### 提示文
>>>>
3.最近の審査ガイドライン改訂の推移とEPOの見解
 (1)20213月施行の改訂審査ガイドラインについて
 現在施行されている審査ガイドラインの改訂前の、2021年3月施行の改訂審査ガイドラインでは、そのPart F-IV,4.3(iii)において、クレームの範囲外にある実施形態について、削除するか、あるいはクレームによってカバーされないことを明記する必要があると規定されていました。
 2021年3月改訂の審査ガイドラインのPart F-IV,4.3(iii)については、弊所ホームページの外国知財情報レポート(2021-4月発行)(下記URL)の「EPO審査ガイドラインの改訂」の記事において、詳細に説明しています。
              https://www.fukamipat.gr.jp/wp/wp-content/uploads/2021/04/f_202104.pdf
 さらに、2021年3月施行の改訂審査ガイドラインのPart F-IV,4.3(iii)の修正点の一例について、下記「情報元4」より引用したものを、「審査ガイドライン改訂関連補足」として添付していますので、ご参照下さい。
 (2)20223月施行の改訂審査ガイドラインについて
 20223月施行の改訂審査ガイドラインのPart F-IV,4.3(iii)では、上述の審決T1989/18を受けて、前年改訂の厳格な基準が多少緩和され「補正により独立クレームの主題と整合しなくなった実施形態は明細書から削除、又は保護を求める主題に該当しない旨を明記しなければならない」という規定に変更されました。
 改訂後のPart F-IV,4.3(iii)には、クレームの主題と整合しないと判断される場合の具体例が示されています。例えば、クレームには記載されていないが、独立クレームの保護範囲に包含されるさらなる特徴を含む実施形態は、クレームと矛盾しているとはみなされません。
 この改訂審査ガイドラインの改訂内容における注目すべき事項として、下記「情報元5」では、次の点を挙げています。
 (i)実施形態がクレームと一致するかどうかについて疑いがある境界線上のケースの場合、疑いの利益は出願人側にあります。
 (ii)さらに、明細書とクレームの間の不一致により出願を拒絶する前に、審査官はそのような不一致の少なくとも1つを例示しなければなりません。
 (iii)例えば、「クレームの保護範囲に包含されない実施形態は、発明を理解するのに適した例としてのみ考慮されるべきである」などのように、明細書のどの部分かを示すことなく導入される一般的な免責的記載によりクレームとの矛盾を回避することは認められません。
 (iv)明細書において「実施形態」や「発明」などの言葉を単に「開示」や「例」などの言葉に置き換えたとしても、クレームとの矛盾を回避しているとは認められません。
 (v)以前と同様に、クレームのような形式の記載は明細書から削除または修正する必要があります。改訂された審査ガイドラインでは、何が「クレームのような形式の記載」を構成するかについての詳細に説明されています。
 したがって、この改訂審査ガイドラインは、上記項目「2.(2)」で述べた審決T1444/20において、「明細書中にクレームのような形式の記載が含まれていたとしても、それらが明細書の一部であることは明らかであるため、クレームと間違われることはあり得ず、クレームの明確性に影響を与える理由はない」ものと判断した審判部の判断とは一致していません。
<<<<
### データ抜粋
>>>>
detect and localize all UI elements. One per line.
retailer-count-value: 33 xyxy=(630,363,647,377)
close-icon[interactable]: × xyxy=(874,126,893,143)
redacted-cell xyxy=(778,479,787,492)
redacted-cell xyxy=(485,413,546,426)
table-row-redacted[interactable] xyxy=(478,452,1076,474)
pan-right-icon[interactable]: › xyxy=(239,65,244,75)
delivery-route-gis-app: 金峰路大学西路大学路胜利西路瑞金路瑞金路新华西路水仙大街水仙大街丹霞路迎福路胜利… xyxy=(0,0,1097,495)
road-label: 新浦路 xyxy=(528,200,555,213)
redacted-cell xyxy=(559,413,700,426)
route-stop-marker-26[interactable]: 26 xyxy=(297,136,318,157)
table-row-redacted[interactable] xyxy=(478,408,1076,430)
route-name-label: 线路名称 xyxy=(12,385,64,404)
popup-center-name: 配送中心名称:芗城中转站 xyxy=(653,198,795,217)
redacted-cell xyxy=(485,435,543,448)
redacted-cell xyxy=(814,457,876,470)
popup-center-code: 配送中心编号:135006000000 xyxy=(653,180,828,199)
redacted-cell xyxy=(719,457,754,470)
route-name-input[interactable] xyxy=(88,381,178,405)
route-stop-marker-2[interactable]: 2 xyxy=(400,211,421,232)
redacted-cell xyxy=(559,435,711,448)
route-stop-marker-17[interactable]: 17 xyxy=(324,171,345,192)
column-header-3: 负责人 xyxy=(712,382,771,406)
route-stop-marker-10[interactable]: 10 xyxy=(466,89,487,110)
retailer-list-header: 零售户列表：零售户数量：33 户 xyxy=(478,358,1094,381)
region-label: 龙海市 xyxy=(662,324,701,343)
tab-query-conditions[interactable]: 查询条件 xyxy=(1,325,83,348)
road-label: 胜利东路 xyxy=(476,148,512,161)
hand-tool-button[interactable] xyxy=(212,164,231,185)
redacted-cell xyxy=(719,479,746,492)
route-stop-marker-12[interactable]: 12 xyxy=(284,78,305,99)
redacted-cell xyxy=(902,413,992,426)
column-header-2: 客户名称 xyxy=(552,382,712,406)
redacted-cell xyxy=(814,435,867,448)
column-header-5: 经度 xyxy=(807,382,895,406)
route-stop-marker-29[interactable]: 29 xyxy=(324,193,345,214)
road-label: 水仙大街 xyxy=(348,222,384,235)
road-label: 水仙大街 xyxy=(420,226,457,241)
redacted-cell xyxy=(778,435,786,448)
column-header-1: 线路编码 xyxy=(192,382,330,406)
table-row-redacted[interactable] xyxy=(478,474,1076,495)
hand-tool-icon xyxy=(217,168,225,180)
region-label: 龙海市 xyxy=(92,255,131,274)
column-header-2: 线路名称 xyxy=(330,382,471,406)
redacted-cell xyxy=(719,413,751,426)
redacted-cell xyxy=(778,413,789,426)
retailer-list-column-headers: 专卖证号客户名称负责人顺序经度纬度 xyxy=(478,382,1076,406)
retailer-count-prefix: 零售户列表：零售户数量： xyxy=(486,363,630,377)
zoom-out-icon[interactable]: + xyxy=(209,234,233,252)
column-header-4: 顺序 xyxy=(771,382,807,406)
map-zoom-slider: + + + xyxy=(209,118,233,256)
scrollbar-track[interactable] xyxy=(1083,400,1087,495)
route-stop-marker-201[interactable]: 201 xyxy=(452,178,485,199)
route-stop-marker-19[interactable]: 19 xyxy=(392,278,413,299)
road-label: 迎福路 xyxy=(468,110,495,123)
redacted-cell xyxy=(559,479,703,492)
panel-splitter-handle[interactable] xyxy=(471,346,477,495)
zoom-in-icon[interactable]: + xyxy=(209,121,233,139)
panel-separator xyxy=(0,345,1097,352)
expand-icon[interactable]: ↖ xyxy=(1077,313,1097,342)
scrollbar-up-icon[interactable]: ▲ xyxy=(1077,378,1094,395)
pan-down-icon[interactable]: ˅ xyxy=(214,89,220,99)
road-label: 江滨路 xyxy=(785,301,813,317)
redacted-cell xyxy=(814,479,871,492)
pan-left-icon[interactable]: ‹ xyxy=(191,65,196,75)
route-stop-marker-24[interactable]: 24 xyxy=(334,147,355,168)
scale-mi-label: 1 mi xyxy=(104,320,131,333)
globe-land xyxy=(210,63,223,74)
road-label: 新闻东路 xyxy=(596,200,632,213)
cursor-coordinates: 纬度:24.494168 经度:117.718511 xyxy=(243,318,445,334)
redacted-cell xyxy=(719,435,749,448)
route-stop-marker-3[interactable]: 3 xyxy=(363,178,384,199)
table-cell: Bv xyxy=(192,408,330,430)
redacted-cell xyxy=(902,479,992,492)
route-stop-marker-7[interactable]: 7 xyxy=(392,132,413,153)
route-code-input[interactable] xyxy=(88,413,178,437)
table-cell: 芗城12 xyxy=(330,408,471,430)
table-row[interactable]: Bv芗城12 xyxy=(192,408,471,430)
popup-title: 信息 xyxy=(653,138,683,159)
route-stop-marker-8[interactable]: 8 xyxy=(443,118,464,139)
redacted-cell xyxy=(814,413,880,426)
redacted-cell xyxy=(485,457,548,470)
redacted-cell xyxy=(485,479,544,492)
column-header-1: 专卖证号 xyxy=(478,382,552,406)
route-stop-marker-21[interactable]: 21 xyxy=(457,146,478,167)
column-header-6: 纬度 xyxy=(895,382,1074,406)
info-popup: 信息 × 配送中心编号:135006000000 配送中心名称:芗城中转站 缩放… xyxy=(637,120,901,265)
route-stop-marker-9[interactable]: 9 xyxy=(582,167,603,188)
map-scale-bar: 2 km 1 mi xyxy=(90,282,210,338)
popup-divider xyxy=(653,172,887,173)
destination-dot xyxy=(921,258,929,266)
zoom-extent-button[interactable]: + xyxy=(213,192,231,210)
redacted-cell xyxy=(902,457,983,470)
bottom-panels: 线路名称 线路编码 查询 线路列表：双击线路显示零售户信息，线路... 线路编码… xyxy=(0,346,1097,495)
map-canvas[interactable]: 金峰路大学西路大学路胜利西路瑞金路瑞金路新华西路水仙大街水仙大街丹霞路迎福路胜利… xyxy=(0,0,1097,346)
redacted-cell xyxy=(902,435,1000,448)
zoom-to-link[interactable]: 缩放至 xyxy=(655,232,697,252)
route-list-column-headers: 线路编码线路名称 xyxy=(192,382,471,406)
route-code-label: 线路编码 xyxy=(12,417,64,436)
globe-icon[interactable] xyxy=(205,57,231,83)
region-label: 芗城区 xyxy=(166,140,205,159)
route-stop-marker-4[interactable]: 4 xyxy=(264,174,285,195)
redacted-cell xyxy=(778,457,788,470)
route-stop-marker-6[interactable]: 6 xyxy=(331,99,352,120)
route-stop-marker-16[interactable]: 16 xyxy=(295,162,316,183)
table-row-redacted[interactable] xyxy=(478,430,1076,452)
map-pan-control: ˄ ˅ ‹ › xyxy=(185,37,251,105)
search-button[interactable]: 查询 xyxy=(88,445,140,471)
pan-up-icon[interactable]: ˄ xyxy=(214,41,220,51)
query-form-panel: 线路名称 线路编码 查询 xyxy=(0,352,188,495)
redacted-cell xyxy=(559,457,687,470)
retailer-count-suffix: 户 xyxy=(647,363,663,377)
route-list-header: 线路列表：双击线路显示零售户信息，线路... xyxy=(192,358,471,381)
<<<<
### 課題文 1
EPO審査ガイドライン改訂についての文章のうち、「3.最近の審査ガイドライン改訂の推移とEPOの見解」から「しているとはみなされません。」までのすべてを、一字一句違えずに書き写してもらえますか。
### 課題文 2
EPO審査ガイドライン改訂についての文章は途中で終わっています。最後の文の後に続く部分を書いてもらえますか。

### 解答 1
3.最近の審査ガイドライン改訂の推移とEPOの見解
 (1)20213月施行の改訂審査ガイドラインについて
 現在施行されている審査ガイドラインの改訂前の、2021年3月施行の改訂審査ガイドラインでは、そのPart F-IV,4.3(iii)において、クレームの範囲外にある実施形態について、削除するか、あるいはクレームによってカバーされないことを明記する必要があると規定されていました。
 2021年3月改訂の審査ガイドラインのPart F-IV,4.3(iii)については、弊所ホームページの外国知財情報レポート(2021-4月発行)(下記URL)の「EPO審査ガイドラインの改訂」の記事において、詳細に説明しています。
              https://www.fukamipat.gr.jp/wp/wp-content/uploads/2021/04/f_202104.pdf
 さらに、2021年3月施行の改訂審査ガイドラインのPart F-IV,4.3(iii)の修正点の一例について、下記「情報元4」より引用したものを、「審査ガイドライン改訂関連補足」として添付していますので、ご参照下さい。
 (2)20223月施行の改訂審査ガイドラインについて
 20223月施行の改訂審査ガイドラインのPart F-IV,4.3(iii)では、上述の審決T1989/18を受けて、前年改訂の厳格な基準が多少緩和され「補正により独立クレームの主題と整合しなくなった実施形態は明細書から削除、又は保護を求める主題に該当しない旨を明記しなければならない」という規定に変更されました。
 改訂後のPart F-IV,4.3(iii)には、クレームの主題と整合しないと判断される場合の具体例が示されています。例えば、クレームには記載されていないが、独立クレームの保護範囲に包含されるさらなる特徴を含む実施形態は、クレームと矛盾しているとはみなされません。

### 解答 2
 この点に関して、審判部は、審査ガイドラインが「クレームのような形式の記載が明確さの欠如を引き起こす可能性がある」と述べており、そうではない可能性もあることを認めているにもかかわらず、そのような記載は常に削除を要求される点で、審査ガイドライン自体が矛盾していると述べています。次回のガイドラインの改訂で、この点がどのように扱われるか興味深いところです。
 2022年3月施行の改訂審査ガイドラインのPart F-IV,4.3(iii)に記載の、補正に関する具体的事例について、下記「情報元3」より引用したものを、「審査ガイドライン改訂関連補足」として添付していますので、ご参照下さい。
 (3)EPOの見解
 2022年3月施行の改訂審査ガイドラインにおいて、上述のように審決T1989/18を踏まえた若干の変更はあったものの、2022年7月、EPOは、明細書の適応に関する2022年6月の専門家ワークショップの結果を踏まて、許可クレームへの明細書の適合の要件に関するEPOの従来慣行が支持されたことを表明しました。その中でEPOは、明細書が補正されたクレームと一致しなければならないという通常の慣行を明確に支持しました。EPOはまた、国内手続におけるクレームの保護範囲の解釈に関するEPC第69条(1)とも関連すると述べています。すなわち、審査ガイドラインに沿ってサポート要件を満たすことは、明細書の記載に起因してクレームの保護範囲の解釈が分かれることを回避することにつながり、特許付与後の国内手続きの法的確実性を有効に確保するとの見解を示しています。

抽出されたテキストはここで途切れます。